What the task requires
Can you print every record below exactly as written?

Record set
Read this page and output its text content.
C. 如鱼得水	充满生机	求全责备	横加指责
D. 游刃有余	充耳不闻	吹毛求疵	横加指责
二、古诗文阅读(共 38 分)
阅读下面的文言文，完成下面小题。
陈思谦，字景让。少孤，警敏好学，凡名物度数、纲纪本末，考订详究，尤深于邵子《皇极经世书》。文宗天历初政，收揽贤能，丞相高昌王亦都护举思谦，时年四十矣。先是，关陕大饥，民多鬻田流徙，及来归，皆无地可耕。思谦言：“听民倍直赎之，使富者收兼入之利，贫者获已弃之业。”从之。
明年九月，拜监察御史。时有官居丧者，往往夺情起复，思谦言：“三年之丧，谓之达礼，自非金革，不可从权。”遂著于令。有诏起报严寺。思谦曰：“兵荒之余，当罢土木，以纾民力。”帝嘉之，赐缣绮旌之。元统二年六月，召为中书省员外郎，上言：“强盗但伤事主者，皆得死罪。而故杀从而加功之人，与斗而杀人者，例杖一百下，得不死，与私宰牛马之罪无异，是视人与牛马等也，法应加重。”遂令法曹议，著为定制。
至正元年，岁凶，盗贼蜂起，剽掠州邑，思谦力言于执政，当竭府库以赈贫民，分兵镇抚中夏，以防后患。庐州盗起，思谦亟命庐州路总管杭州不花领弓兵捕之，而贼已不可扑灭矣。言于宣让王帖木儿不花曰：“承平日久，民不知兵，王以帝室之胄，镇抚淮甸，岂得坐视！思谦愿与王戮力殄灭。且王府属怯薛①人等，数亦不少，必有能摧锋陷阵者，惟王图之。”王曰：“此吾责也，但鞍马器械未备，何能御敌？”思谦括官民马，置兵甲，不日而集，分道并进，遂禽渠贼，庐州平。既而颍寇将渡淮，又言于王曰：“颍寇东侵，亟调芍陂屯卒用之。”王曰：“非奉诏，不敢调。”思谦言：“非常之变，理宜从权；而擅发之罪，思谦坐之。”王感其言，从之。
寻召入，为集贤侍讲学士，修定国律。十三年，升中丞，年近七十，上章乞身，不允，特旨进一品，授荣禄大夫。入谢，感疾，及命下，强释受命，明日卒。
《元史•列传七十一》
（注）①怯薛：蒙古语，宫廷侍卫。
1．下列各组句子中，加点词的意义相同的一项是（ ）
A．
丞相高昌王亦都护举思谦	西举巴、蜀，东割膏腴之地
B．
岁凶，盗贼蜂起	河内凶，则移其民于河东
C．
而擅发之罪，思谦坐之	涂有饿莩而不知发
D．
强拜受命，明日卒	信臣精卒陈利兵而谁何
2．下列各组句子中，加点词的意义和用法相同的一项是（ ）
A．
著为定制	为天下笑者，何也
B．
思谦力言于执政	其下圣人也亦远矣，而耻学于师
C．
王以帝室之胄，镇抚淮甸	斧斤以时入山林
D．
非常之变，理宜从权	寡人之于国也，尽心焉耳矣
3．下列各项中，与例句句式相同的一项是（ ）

Answer to this problem
Read this page and output its text content.
C. 如鱼得水	充满生机	求全责备	横加指责
D. 游刃有余	充耳不闻	吹毛求疵	横加指责
二、古诗文阅读(共 38 分)
阅读下面的文言文，完成下面小题。
陈思谦，字景让。少孤，警敏好学，凡名物度数、纲纪本末，考订详究，尤深于邵子《皇极经世书》。文宗天历初政，收揽贤能，丞相高昌王亦都护举思谦，时年四十矣。先是，关陕大饥，民多鬻田流徙，及来归，皆无地可耕。思谦言：“听民倍直赎之，使富者收兼入之利，贫者获已弃之业。”从之。
明年九月，拜监察御史。时有官居丧者，往往夺情起复，思谦言：“三年之丧，谓之达礼，自非金革，不可从权。”遂著于令。有诏起报严寺。思谦曰：“兵荒之余，当罢土木，以纾民力。”帝嘉之，赐缣绮旌之。元统二年六月，召为中书省员外郎，上言：“强盗但伤事主者，皆得死罪。而故杀从而加功之人，与斗而杀人者，例杖一百下，得不死，与私宰牛马之罪无异，是视人与牛马等也，法应加重。”遂令法曹议，著为定制。
至正元年，岁凶，盗贼蜂起，剽掠州邑，思谦力言于执政，当竭府库以赈贫民，分兵镇抚中夏，以防后患。庐州盗起，思谦亟命庐州路总管杭州不花领弓兵捕之，而贼已不可扑灭矣。言于宣让王帖木儿不花曰：“承平日久，民不知兵，王以帝室之胄，镇抚淮甸，岂得坐视！思谦愿与王戮力殄灭。且王府属怯薛①人等，数亦不少，必有能摧锋陷阵者，惟王图之。”王曰：“此吾责也，但鞍马器械未备，何能御敌？”思谦括官民马，置兵甲，不日而集，分道并进，遂禽渠贼，庐州平。既而颍寇将渡淮，又言于王曰：“颍寇东侵，亟调芍陂屯卒用之。”王曰：“非奉诏，不敢调。”思谦言：“非常之变，理宜从权；而擅发之罪，思谦坐之。”王感其言，从之。
寻召入，为集贤侍讲学士，修定国律。十三年，升中丞，年近七十，上章乞身，不允，特旨进一品，授荣禄大夫。入谢，感疾，及命下，强释受命，明日卒。
《元史•列传七十一》
（注）①怯薛：蒙古语，宫廷侍卫。
1．下列各组句子中，加点词的意义相同的一项是（ ）
A．
丞相高昌王亦都护举思谦	西举巴、蜀，东割膏腴之地
B．
岁凶，盗贼蜂起	河内凶，则移其民于河东
C．
而擅发之罪，思谦坐之	涂有饿莩而不知发
D．
强拜受命，明日卒	信臣精卒陈利兵而谁何
2．下列各组句子中，加点词的意义和用法相同的一项是（ ）
A．
著为定制	为天下笑者，何也
B．
思谦力言于执政	其下圣人也亦远矣，而耻学于师
C．
王以帝室之胄，镇抚淮甸	斧斤以时入山林
D．
非常之变，理宜从权	寡人之于国也，尽心焉耳矣
3．下列各项中，与例句句式相同的一项是（ ）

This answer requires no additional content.